• _What is being asked_
Give the count of lines containing the string "resposta", with no other output.

• _Some records_

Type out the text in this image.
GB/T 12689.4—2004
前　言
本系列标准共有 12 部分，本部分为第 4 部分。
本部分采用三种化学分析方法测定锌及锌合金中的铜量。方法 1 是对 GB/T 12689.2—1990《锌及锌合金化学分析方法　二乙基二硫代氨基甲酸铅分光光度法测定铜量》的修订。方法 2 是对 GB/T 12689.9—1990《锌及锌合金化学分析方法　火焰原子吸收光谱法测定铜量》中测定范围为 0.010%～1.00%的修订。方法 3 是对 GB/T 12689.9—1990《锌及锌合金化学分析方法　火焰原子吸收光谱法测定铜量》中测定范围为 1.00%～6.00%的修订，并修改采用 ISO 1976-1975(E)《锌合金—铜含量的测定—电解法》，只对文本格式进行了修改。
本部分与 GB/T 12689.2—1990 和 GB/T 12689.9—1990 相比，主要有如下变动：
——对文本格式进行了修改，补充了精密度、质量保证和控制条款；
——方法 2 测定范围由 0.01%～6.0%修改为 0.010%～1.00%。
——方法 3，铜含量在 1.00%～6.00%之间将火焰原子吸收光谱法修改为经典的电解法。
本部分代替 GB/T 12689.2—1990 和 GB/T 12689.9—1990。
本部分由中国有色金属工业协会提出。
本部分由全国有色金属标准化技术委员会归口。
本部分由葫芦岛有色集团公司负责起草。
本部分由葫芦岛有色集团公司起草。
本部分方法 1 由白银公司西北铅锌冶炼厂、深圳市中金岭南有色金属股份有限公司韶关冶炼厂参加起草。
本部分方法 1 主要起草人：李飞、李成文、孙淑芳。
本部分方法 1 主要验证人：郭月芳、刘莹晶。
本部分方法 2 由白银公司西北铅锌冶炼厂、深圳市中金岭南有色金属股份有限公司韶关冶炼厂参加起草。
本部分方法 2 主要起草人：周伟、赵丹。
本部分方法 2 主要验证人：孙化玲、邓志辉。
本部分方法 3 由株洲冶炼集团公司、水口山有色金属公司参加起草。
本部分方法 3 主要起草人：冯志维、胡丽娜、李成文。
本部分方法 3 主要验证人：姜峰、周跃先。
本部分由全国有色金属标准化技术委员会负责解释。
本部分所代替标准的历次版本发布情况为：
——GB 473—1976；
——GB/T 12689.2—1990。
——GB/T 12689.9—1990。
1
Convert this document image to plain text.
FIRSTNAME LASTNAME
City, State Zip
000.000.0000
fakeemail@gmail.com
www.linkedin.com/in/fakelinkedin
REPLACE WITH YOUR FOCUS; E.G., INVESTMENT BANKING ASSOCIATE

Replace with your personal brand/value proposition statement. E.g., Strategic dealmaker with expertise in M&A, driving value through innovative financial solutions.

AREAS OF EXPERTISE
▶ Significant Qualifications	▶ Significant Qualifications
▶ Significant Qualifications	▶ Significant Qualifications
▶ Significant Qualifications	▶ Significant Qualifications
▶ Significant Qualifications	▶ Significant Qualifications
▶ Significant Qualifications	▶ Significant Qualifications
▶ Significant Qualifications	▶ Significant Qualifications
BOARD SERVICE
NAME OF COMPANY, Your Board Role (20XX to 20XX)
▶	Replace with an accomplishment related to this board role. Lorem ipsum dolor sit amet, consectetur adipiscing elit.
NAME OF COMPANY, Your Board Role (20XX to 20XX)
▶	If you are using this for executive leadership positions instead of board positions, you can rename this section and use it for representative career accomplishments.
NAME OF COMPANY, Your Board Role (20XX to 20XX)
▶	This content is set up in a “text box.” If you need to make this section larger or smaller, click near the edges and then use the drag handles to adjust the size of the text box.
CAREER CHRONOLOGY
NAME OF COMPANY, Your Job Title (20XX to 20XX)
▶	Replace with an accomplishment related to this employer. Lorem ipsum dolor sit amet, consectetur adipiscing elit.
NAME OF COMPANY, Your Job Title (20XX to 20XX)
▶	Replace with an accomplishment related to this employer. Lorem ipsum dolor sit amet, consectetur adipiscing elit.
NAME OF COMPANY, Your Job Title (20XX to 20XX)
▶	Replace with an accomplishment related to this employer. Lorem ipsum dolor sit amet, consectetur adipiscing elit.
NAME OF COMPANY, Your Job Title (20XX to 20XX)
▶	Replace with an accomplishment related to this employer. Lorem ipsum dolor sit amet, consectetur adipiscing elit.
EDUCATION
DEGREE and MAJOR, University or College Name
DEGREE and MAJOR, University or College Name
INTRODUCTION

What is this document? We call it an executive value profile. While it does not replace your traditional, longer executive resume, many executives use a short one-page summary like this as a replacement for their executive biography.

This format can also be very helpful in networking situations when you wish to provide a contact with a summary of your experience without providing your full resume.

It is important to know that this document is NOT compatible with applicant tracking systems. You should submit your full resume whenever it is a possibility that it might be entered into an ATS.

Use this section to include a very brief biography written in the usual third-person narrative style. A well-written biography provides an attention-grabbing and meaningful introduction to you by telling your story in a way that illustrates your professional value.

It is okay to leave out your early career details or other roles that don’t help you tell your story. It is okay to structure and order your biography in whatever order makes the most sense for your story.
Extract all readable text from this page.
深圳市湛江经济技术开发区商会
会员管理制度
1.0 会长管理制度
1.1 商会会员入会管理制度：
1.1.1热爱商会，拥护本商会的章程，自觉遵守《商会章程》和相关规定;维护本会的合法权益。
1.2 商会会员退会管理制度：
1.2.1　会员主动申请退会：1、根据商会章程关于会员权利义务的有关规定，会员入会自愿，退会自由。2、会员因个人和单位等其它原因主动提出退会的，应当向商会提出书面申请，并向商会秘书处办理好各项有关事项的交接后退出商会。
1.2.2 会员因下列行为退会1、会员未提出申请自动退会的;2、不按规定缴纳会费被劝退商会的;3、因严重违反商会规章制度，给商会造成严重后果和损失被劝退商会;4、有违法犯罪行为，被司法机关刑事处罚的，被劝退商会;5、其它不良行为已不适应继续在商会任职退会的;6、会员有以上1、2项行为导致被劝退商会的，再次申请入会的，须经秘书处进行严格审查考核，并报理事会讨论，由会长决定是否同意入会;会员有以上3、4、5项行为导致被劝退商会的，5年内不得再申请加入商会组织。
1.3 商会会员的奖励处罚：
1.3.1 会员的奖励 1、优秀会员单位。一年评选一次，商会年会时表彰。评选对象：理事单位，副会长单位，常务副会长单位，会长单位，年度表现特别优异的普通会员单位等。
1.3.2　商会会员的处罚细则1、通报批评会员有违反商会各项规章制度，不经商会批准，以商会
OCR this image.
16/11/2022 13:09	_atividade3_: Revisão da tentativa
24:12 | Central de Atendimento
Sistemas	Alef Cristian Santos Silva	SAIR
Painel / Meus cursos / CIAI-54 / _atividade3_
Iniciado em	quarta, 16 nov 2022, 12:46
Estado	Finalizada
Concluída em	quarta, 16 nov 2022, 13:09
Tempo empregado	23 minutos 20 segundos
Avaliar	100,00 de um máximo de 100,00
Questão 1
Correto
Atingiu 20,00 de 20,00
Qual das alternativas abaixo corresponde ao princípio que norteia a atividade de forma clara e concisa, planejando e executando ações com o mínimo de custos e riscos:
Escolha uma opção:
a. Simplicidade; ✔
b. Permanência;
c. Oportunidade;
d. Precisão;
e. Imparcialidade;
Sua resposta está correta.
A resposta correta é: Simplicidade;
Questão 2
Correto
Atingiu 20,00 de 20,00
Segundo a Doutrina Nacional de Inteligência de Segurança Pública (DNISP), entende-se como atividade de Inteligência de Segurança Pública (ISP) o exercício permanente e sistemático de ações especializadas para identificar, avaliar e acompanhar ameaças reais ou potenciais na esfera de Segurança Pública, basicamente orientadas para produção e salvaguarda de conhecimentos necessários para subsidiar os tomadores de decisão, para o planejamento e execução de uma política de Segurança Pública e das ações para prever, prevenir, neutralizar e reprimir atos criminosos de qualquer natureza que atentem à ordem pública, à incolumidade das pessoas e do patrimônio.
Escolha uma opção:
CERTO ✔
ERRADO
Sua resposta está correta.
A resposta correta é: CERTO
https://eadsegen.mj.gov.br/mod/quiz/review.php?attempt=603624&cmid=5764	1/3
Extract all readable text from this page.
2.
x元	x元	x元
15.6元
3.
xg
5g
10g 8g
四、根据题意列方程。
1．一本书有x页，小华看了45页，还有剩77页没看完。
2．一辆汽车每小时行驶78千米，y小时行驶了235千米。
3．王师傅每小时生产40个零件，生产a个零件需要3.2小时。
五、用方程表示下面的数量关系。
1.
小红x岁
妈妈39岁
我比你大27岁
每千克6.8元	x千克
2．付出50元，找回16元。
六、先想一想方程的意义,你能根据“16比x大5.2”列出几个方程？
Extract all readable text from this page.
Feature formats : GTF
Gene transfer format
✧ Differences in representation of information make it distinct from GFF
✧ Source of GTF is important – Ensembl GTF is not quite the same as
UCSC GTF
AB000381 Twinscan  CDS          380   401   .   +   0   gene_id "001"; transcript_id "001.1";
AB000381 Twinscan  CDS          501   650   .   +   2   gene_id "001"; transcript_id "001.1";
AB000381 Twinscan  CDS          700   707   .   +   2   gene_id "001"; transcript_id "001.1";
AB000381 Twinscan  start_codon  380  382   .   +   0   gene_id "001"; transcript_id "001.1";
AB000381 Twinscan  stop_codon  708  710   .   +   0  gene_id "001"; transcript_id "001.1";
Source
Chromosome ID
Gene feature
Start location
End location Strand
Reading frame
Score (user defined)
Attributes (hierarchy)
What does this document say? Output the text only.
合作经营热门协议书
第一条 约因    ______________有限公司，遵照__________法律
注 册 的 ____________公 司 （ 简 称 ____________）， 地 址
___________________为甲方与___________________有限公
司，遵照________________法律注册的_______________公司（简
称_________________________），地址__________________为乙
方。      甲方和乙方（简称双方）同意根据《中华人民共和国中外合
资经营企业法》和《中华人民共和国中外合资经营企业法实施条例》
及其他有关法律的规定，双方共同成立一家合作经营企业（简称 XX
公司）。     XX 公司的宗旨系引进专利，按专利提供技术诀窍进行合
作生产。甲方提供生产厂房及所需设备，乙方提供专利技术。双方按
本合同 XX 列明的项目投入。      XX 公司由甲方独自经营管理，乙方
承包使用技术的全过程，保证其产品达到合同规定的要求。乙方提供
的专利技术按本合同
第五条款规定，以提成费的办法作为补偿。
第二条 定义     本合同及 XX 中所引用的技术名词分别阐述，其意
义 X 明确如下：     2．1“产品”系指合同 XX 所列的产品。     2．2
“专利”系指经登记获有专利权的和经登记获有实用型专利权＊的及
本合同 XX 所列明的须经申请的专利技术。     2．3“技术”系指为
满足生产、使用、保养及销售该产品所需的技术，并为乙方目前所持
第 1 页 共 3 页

• _Solution for this task_
4